INSTRUCTIONS TO FOLLOW:
Answer with the number of lines in the listing below that contain the word "central", and nothing else.

MATERIAL FOR THIS EXERCISE:
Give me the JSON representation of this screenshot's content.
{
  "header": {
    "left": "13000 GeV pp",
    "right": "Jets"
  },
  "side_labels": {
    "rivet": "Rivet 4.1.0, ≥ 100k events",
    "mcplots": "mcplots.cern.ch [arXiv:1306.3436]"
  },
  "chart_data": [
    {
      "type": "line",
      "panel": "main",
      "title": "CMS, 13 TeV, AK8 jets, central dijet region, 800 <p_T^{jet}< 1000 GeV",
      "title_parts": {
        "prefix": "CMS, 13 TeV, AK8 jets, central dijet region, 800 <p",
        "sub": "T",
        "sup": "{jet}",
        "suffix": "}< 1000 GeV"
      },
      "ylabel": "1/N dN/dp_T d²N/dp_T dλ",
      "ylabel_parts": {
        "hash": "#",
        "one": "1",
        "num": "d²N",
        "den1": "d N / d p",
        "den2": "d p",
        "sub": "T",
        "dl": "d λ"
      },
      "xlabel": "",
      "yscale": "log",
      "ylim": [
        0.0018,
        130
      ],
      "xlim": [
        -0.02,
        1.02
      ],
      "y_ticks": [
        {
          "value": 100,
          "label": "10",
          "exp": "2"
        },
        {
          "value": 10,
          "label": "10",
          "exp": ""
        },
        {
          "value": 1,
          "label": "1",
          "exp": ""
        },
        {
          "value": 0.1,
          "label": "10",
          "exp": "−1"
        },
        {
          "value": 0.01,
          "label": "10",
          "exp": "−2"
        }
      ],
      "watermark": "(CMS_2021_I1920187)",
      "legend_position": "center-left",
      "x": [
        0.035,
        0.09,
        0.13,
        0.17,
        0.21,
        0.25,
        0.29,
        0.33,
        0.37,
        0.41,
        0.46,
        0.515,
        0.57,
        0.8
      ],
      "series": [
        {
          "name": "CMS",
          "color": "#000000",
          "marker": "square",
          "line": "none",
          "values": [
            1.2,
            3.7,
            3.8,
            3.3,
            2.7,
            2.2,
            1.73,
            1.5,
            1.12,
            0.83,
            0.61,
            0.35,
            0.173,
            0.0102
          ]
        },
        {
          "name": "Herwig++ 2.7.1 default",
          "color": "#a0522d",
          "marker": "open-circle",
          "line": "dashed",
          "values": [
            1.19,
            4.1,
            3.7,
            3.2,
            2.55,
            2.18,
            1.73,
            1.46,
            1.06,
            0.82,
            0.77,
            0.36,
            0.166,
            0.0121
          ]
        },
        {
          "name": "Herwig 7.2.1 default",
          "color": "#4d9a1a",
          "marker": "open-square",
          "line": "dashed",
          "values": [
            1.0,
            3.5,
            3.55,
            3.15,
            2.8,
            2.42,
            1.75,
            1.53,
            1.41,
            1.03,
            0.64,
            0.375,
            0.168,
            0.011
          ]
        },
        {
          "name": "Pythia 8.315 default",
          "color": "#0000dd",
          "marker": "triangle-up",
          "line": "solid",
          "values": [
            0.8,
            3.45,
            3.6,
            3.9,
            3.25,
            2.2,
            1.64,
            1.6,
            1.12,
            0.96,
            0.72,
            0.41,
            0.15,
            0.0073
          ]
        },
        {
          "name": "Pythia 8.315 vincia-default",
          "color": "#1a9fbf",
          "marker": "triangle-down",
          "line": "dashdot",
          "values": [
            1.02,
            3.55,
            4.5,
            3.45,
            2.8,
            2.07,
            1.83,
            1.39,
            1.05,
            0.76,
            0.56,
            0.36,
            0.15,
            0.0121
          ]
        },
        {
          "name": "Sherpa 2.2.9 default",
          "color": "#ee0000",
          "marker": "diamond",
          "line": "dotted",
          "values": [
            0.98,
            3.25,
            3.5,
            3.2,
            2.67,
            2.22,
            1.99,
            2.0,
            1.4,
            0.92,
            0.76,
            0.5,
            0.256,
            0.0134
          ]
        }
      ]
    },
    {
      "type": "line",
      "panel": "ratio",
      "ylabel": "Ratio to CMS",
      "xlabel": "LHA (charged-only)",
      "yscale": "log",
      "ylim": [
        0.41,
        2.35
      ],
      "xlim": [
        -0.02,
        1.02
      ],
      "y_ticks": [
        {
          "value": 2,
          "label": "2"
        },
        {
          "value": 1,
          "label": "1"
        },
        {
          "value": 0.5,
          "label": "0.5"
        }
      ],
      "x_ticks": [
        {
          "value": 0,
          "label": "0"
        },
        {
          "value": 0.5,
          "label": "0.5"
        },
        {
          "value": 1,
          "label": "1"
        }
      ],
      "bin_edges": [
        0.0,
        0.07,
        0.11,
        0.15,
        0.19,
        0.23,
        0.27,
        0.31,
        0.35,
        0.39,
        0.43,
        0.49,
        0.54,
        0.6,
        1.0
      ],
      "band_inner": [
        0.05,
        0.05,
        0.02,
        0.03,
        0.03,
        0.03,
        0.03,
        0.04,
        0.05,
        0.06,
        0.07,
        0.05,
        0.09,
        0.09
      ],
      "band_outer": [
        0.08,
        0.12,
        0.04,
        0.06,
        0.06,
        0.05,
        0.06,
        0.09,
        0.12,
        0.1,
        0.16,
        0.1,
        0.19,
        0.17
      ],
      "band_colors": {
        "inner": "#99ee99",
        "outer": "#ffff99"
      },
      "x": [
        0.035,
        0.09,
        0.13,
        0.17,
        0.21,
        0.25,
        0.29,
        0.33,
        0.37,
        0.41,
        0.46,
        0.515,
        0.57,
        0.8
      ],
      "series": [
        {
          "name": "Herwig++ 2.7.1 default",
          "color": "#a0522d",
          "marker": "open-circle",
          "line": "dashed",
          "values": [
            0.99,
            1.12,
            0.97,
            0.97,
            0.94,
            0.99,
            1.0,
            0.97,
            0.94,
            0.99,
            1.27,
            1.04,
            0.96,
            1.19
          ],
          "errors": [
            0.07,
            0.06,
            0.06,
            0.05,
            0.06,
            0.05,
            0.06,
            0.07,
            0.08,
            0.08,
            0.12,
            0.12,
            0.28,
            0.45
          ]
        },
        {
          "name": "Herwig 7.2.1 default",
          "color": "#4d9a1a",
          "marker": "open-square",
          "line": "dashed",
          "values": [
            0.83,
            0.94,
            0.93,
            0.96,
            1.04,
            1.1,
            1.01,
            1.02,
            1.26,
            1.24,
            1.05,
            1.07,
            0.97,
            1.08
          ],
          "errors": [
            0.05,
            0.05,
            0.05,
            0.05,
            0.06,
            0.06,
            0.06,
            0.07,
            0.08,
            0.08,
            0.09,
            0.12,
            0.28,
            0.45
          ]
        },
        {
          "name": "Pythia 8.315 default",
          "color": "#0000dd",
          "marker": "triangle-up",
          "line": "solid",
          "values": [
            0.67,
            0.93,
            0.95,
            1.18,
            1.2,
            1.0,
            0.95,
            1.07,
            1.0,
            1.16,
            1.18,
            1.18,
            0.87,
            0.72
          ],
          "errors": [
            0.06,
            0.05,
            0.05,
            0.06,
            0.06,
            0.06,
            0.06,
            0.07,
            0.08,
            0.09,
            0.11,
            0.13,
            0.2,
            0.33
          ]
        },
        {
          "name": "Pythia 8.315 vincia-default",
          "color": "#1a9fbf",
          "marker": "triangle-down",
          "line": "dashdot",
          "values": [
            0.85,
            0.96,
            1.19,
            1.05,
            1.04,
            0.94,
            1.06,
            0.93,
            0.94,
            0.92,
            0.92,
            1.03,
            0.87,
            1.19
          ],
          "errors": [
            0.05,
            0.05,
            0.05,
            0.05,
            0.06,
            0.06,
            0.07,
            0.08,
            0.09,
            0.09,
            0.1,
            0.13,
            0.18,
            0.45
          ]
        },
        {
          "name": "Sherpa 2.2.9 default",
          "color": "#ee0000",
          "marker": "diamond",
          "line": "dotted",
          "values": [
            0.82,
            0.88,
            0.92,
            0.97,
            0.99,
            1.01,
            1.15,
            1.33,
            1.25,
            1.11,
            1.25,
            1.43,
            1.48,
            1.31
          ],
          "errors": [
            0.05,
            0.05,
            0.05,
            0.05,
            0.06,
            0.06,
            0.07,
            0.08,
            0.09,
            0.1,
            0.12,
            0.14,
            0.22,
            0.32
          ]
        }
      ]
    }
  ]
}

TASK OUTPUT:
2